── Data extract ──

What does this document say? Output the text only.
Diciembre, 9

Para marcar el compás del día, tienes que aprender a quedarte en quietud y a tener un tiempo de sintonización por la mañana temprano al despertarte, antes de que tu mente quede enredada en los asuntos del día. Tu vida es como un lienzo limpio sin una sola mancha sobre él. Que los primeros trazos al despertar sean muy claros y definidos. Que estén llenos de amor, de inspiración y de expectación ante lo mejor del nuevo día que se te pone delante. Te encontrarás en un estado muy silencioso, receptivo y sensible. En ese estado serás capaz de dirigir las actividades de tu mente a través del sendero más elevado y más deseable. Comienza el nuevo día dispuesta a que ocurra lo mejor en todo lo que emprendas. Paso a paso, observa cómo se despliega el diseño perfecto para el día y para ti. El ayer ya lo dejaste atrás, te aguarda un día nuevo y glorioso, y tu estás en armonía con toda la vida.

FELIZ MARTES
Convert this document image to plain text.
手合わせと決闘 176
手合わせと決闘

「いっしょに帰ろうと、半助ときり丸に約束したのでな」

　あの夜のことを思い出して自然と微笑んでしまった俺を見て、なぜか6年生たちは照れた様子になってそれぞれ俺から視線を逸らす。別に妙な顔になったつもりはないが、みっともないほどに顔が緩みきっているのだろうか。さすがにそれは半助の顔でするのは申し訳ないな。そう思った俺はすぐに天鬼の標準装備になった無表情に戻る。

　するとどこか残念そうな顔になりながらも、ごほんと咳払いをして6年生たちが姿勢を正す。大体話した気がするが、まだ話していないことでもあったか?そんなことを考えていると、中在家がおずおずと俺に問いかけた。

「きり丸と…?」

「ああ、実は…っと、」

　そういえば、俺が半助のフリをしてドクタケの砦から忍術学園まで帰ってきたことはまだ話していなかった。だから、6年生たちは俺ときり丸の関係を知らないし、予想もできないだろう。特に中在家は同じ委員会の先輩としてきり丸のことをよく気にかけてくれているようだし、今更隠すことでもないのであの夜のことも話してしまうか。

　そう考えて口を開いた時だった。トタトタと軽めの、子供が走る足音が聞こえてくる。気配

───

Aim
Copy each record from above without leaving any out.

Written solution
What does this document say? Output the text only.
Diciembre, 9

Para marcar el compás del día, tienes que aprender a quedarte en quietud y a tener un tiempo de sintonización por la mañana temprano al despertarte, antes de que tu mente quede enredada en los asuntos del día. Tu vida es como un lienzo limpio sin una sola mancha sobre él. Que los primeros trazos al despertar sean muy claros y definidos. Que estén llenos de amor, de inspiración y de expectación ante lo mejor del nuevo día que se te pone delante. Te encontrarás en un estado muy silencioso, receptivo y sensible. En ese estado serás capaz de dirigir las actividades de tu mente a través del sendero más elevado y más deseable. Comienza el nuevo día dispuesta a que ocurra lo mejor en todo lo que emprendas. Paso a paso, observa cómo se despliega el diseño perfecto para el día y para ti. El ayer ya lo dejaste atrás, te aguarda un día nuevo y glorioso, y tu estás en armonía con toda la vida.

FELIZ MARTES
Convert this document image to plain text.
手合わせと決闘 176
手合わせと決闘

「いっしょに帰ろうと、半助ときり丸に約束したのでな」

　あの夜のことを思い出して自然と微笑んでしまった俺を見て、なぜか6年生たちは照れた様子になってそれぞれ俺から視線を逸らす。別に妙な顔になったつもりはないが、みっともないほどに顔が緩みきっているのだろうか。さすがにそれは半助の顔でするのは申し訳ないな。そう思った俺はすぐに天鬼の標準装備になった無表情に戻る。

　するとどこか残念そうな顔になりながらも、ごほんと咳払いをして6年生たちが姿勢を正す。大体話した気がするが、まだ話していないことでもあったか?そんなことを考えていると、中在家がおずおずと俺に問いかけた。

「きり丸と…?」

「ああ、実は…っと、」

　そういえば、俺が半助のフリをしてドクタケの砦から忍術学園まで帰ってきたことはまだ話していなかった。だから、6年生たちは俺ときり丸の関係を知らないし、予想もできないだろう。特に中在家は同じ委員会の先輩としてきり丸のことをよく気にかけてくれているようだし、今更隠すことでもないのであの夜のことも話してしまうか。

　そう考えて口を開いた時だった。トタトタと軽めの、子供が走る足音が聞こえてくる。気配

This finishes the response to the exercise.